(Page segmentation data)
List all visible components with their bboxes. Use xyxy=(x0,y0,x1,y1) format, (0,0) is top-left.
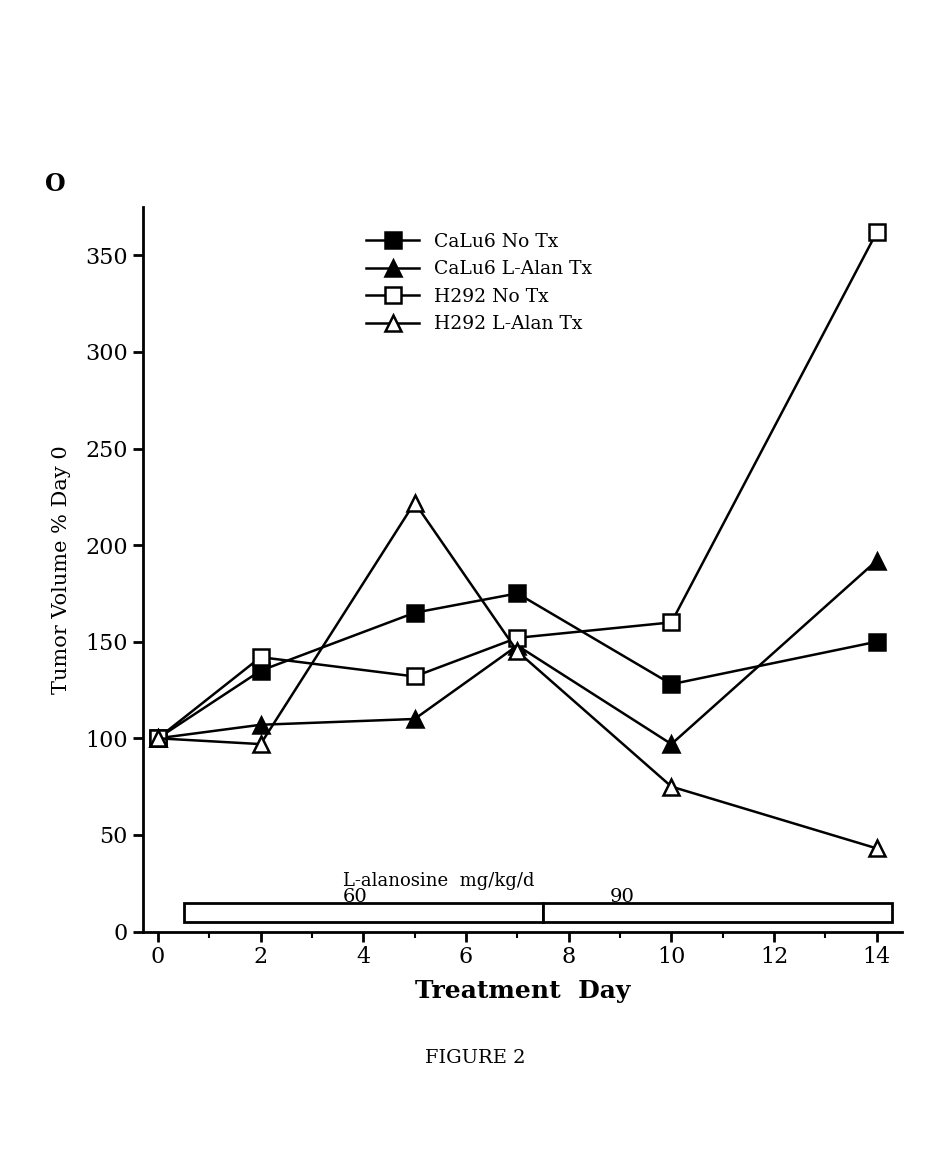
Text: 60: 60 xyxy=(343,888,368,906)
Legend: CaLu6 No Tx, CaLu6 L-Alan Tx, H292 No Tx, H292 L-Alan Tx: CaLu6 No Tx, CaLu6 L-Alan Tx, H292 No Tx… xyxy=(357,223,601,343)
Text: O: O xyxy=(45,172,66,197)
Bar xyxy=(183,903,543,922)
Text: FIGURE 2: FIGURE 2 xyxy=(425,1049,525,1067)
Y-axis label: Tumor Volume % Day 0: Tumor Volume % Day 0 xyxy=(52,445,71,693)
Text: L-alanosine  mg/kg/d: L-alanosine mg/kg/d xyxy=(343,872,534,890)
Text: 90: 90 xyxy=(610,888,635,906)
Bar xyxy=(543,903,892,922)
X-axis label: Treatment  Day: Treatment Day xyxy=(415,979,630,1003)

▸ **What is required**
Repeat every record above exactly, but leave out any pictures.

▸ **Problem solution**
List all visible components with their bboxes. Use xyxy=(x0,y0,x1,y1) format, (0,0) is top-left.
Text: 60: 60 xyxy=(343,888,368,906)
Legend: CaLu6 No Tx, CaLu6 L-Alan Tx, H292 No Tx, H292 L-Alan Tx: CaLu6 No Tx, CaLu6 L-Alan Tx, H292 No Tx… xyxy=(357,223,601,343)
Text: O: O xyxy=(45,172,66,197)
Bar xyxy=(183,903,543,922)
Text: FIGURE 2: FIGURE 2 xyxy=(425,1049,525,1067)
Y-axis label: Tumor Volume % Day 0: Tumor Volume % Day 0 xyxy=(52,445,71,693)
Text: L-alanosine  mg/kg/d: L-alanosine mg/kg/d xyxy=(343,872,534,890)
Text: 90: 90 xyxy=(610,888,635,906)
Bar xyxy=(543,903,892,922)
X-axis label: Treatment  Day: Treatment Day xyxy=(415,979,630,1003)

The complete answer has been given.